"Раздел" appears in how many lines of the entries? State only the number.

:: INPUT MATERIAL ::

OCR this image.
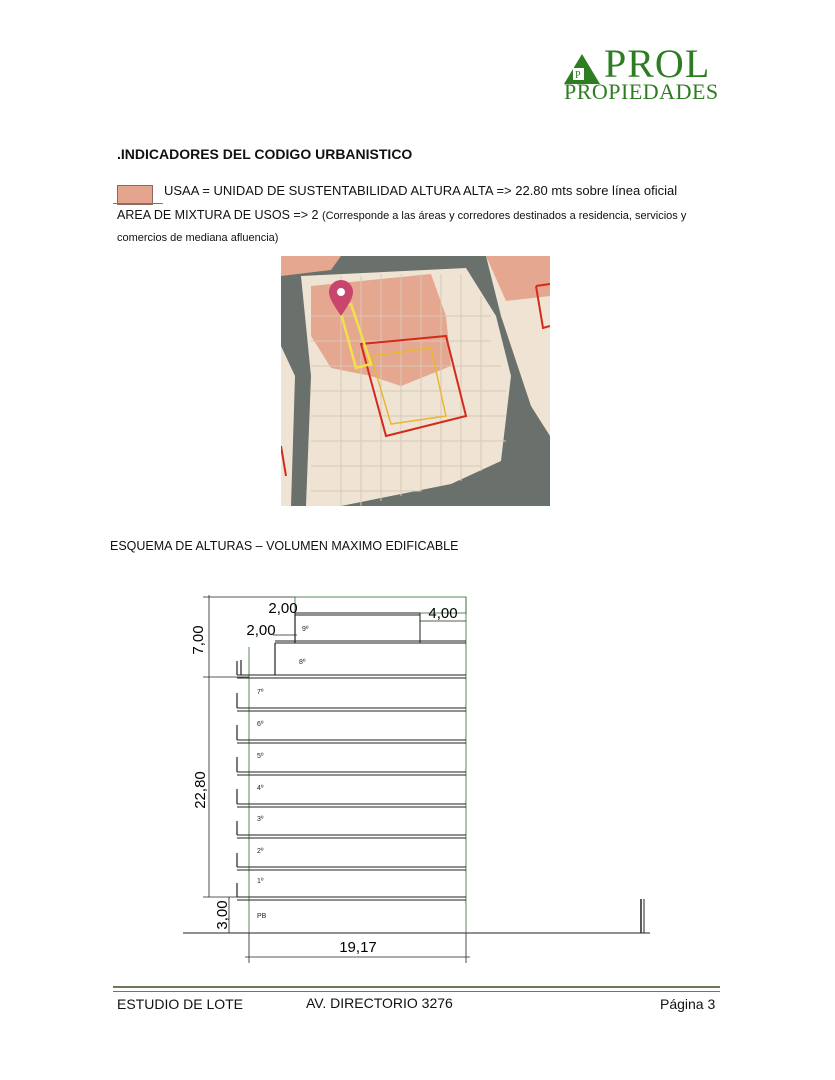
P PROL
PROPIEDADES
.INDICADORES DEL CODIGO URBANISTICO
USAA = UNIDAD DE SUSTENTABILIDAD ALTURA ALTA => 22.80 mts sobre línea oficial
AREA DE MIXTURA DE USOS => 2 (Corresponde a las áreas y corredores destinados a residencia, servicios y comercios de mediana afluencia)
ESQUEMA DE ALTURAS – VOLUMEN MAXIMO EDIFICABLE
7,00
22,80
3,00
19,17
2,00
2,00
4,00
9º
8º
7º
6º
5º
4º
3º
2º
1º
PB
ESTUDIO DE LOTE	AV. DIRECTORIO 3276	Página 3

:::
:: INPUT MATERIAL ::

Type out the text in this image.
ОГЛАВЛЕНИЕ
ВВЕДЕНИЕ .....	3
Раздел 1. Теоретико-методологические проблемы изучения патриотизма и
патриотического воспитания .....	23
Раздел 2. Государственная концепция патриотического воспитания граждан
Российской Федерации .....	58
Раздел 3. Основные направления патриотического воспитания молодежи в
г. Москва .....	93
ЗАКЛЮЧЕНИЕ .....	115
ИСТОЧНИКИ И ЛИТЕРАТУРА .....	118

:::

> **RESULT OF THE EXERCISE**
3